## Your goal
Return all of the entries word for word, but omit the pictures they contain.

## Material
○ ○ ○

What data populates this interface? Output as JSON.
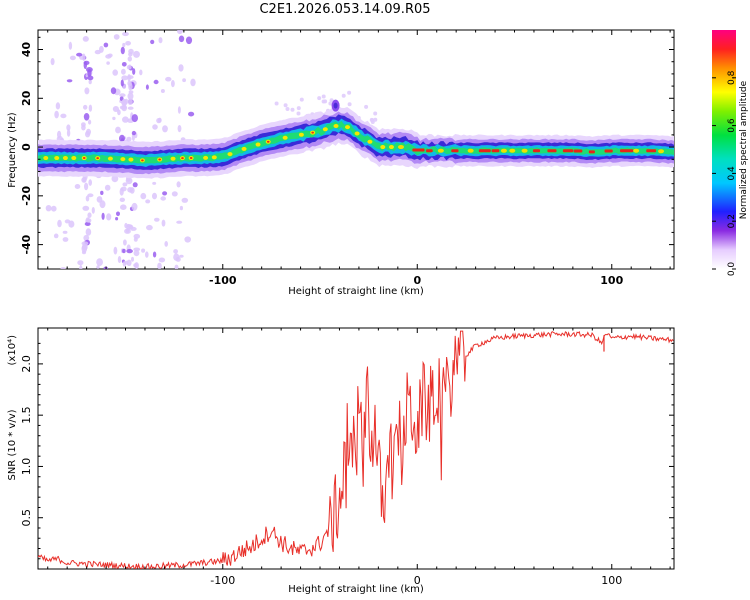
{
  "chart_data": [
    {
      "type": "heatmap",
      "title": "C2E1.2026.053.14.09.R05",
      "xlabel": "Height of straight line (km)",
      "ylabel": "Frequency (Hz)",
      "xlim": [
        -195,
        132
      ],
      "ylim": [
        -50,
        48
      ],
      "xticks": [
        -100,
        0,
        100
      ],
      "yticks": [
        -40,
        -20,
        0,
        20,
        40
      ],
      "colorbar": {
        "label": "Normalized spectral amplitude",
        "range": [
          0,
          1
        ],
        "ticks": [
          "0.0",
          "0.2",
          "0.4",
          "0.6",
          "0.8"
        ]
      },
      "ridge": {
        "name": "dominant frequency track",
        "x": [
          -195,
          -180,
          -165,
          -150,
          -140,
          -130,
          -120,
          -110,
          -100,
          -90,
          -80,
          -70,
          -60,
          -50,
          -45,
          -40,
          -35,
          -30,
          -25,
          -20,
          -15,
          -10,
          -5,
          0,
          20,
          40,
          60,
          80,
          90,
          100,
          110,
          120,
          132
        ],
        "y": [
          -4.5,
          -4.5,
          -4.5,
          -5,
          -5.5,
          -5,
          -4.5,
          -4.5,
          -4,
          -1,
          1.5,
          3.5,
          5,
          6.5,
          8,
          9,
          8,
          5,
          2.5,
          0,
          0,
          0,
          0,
          -1.5,
          -1.5,
          -1.5,
          -1.5,
          -1.5,
          -2,
          -1.5,
          -1.5,
          -1.5,
          -2
        ]
      },
      "peak_annotation": {
        "x": -42,
        "y": 17
      }
    },
    {
      "type": "line",
      "xlabel": "Height of straight line (km)",
      "ylabel": "SNR (10 * v/v)",
      "scale_note": "(x10⁴)",
      "xlim": [
        -195,
        132
      ],
      "ylim": [
        0,
        2.35
      ],
      "xticks": [
        -100,
        0,
        100
      ],
      "yticks": [
        0.5,
        1.0,
        1.5,
        2.0
      ],
      "ytick_labels": [
        "0.5",
        "1.0",
        "1.5",
        "2.0"
      ],
      "series": [
        {
          "name": "SNR",
          "color": "#e8302a",
          "x": [
            -195,
            -190,
            -185,
            -180,
            -170,
            -160,
            -150,
            -140,
            -130,
            -120,
            -110,
            -100,
            -95,
            -90,
            -85,
            -80,
            -75,
            -70,
            -65,
            -60,
            -55,
            -50,
            -45,
            -42,
            -40,
            -38,
            -36,
            -34,
            -32,
            -30,
            -28,
            -26,
            -24,
            -22,
            -20,
            -18,
            -15,
            -12,
            -10,
            -8,
            -5,
            -2,
            0,
            3,
            6,
            10,
            15,
            20,
            25,
            30,
            40,
            50,
            60,
            70,
            80,
            90,
            95,
            97,
            100,
            110,
            120,
            132
          ],
          "y": [
            0.12,
            0.08,
            0.1,
            0.06,
            0.05,
            0.04,
            0.03,
            0.02,
            0.03,
            0.04,
            0.06,
            0.08,
            0.12,
            0.18,
            0.22,
            0.3,
            0.38,
            0.26,
            0.2,
            0.16,
            0.2,
            0.25,
            0.4,
            0.55,
            0.7,
            0.9,
            1.3,
            0.95,
            1.4,
            1.5,
            1.1,
            1.9,
            1.2,
            1.4,
            1.0,
            0.6,
            1.3,
            0.9,
            1.45,
            1.1,
            1.6,
            1.5,
            1.35,
            1.65,
            1.55,
            1.8,
            1.7,
            2.05,
            2.08,
            2.18,
            2.25,
            2.27,
            2.28,
            2.29,
            2.29,
            2.28,
            2.2,
            2.3,
            2.25,
            2.27,
            2.25,
            2.23
          ]
        }
      ]
    }
  ]
}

○ ○ ○

## Solution to this exercise
What data populates this interface? Output as JSON.
{
  "chart_data": [
    {
      "type": "heatmap",
      "title": "C2E1.2026.053.14.09.R05",
      "xlabel": "Height of straight line (km)",
      "ylabel": "Frequency (Hz)",
      "xlim": [
        -195,
        132
      ],
      "ylim": [
        -50,
        48
      ],
      "xticks": [
        -100,
        0,
        100
      ],
      "yticks": [
        -40,
        -20,
        0,
        20,
        40
      ],
      "colorbar": {
        "label": "Normalized spectral amplitude",
        "range": [
          0,
          1
        ],
        "ticks": [
          "0.0",
          "0.2",
          "0.4",
          "0.6",
          "0.8"
        ]
      },
      "ridge": {
        "name": "dominant frequency track",
        "x": [
          -195,
          -180,
          -165,
          -150,
          -140,
          -130,
          -120,
          -110,
          -100,
          -90,
          -80,
          -70,
          -60,
          -50,
          -45,
          -40,
          -35,
          -30,
          -25,
          -20,
          -15,
          -10,
          -5,
          0,
          20,
          40,
          60,
          80,
          90,
          100,
          110,
          120,
          132
        ],
        "y": [
          -4.5,
          -4.5,
          -4.5,
          -5,
          -5.5,
          -5,
          -4.5,
          -4.5,
          -4,
          -1,
          1.5,
          3.5,
          5,
          6.5,
          8,
          9,
          8,
          5,
          2.5,
          0,
          0,
          0,
          0,
          -1.5,
          -1.5,
          -1.5,
          -1.5,
          -1.5,
          -2,
          -1.5,
          -1.5,
          -1.5,
          -2
        ]
      },
      "peak_annotation": {
        "x": -42,
        "y": 17
      }
    },
    {
      "type": "line",
      "xlabel": "Height of straight line (km)",
      "ylabel": "SNR (10 * v/v)",
      "scale_note": "(x10⁴)",
      "xlim": [
        -195,
        132
      ],
      "ylim": [
        0,
        2.35
      ],
      "xticks": [
        -100,
        0,
        100
      ],
      "yticks": [
        0.5,
        1.0,
        1.5,
        2.0
      ],
      "ytick_labels": [
        "0.5",
        "1.0",
        "1.5",
        "2.0"
      ],
      "series": [
        {
          "name": "SNR",
          "color": "#e8302a",
          "x": [
            -195,
            -190,
            -185,
            -180,
            -170,
            -160,
            -150,
            -140,
            -130,
            -120,
            -110,
            -100,
            -95,
            -90,
            -85,
            -80,
            -75,
            -70,
            -65,
            -60,
            -55,
            -50,
            -45,
            -42,
            -40,
            -38,
            -36,
            -34,
            -32,
            -30,
            -28,
            -26,
            -24,
            -22,
            -20,
            -18,
            -15,
            -12,
            -10,
            -8,
            -5,
            -2,
            0,
            3,
            6,
            10,
            15,
            20,
            25,
            30,
            40,
            50,
            60,
            70,
            80,
            90,
            95,
            97,
            100,
            110,
            120,
            132
          ],
          "y": [
            0.12,
            0.08,
            0.1,
            0.06,
            0.05,
            0.04,
            0.03,
            0.02,
            0.03,
            0.04,
            0.06,
            0.08,
            0.12,
            0.18,
            0.22,
            0.3,
            0.38,
            0.26,
            0.2,
            0.16,
            0.2,
            0.25,
            0.4,
            0.55,
            0.7,
            0.9,
            1.3,
            0.95,
            1.4,
            1.5,
            1.1,
            1.9,
            1.2,
            1.4,
            1.0,
            0.6,
            1.3,
            0.9,
            1.45,
            1.1,
            1.6,
            1.5,
            1.35,
            1.65,
            1.55,
            1.8,
            1.7,
            2.05,
            2.08,
            2.18,
            2.25,
            2.27,
            2.28,
            2.29,
            2.29,
            2.28,
            2.2,
            2.3,
            2.25,
            2.27,
            2.25,
            2.23
          ]
        }
      ]
    }
  ]
}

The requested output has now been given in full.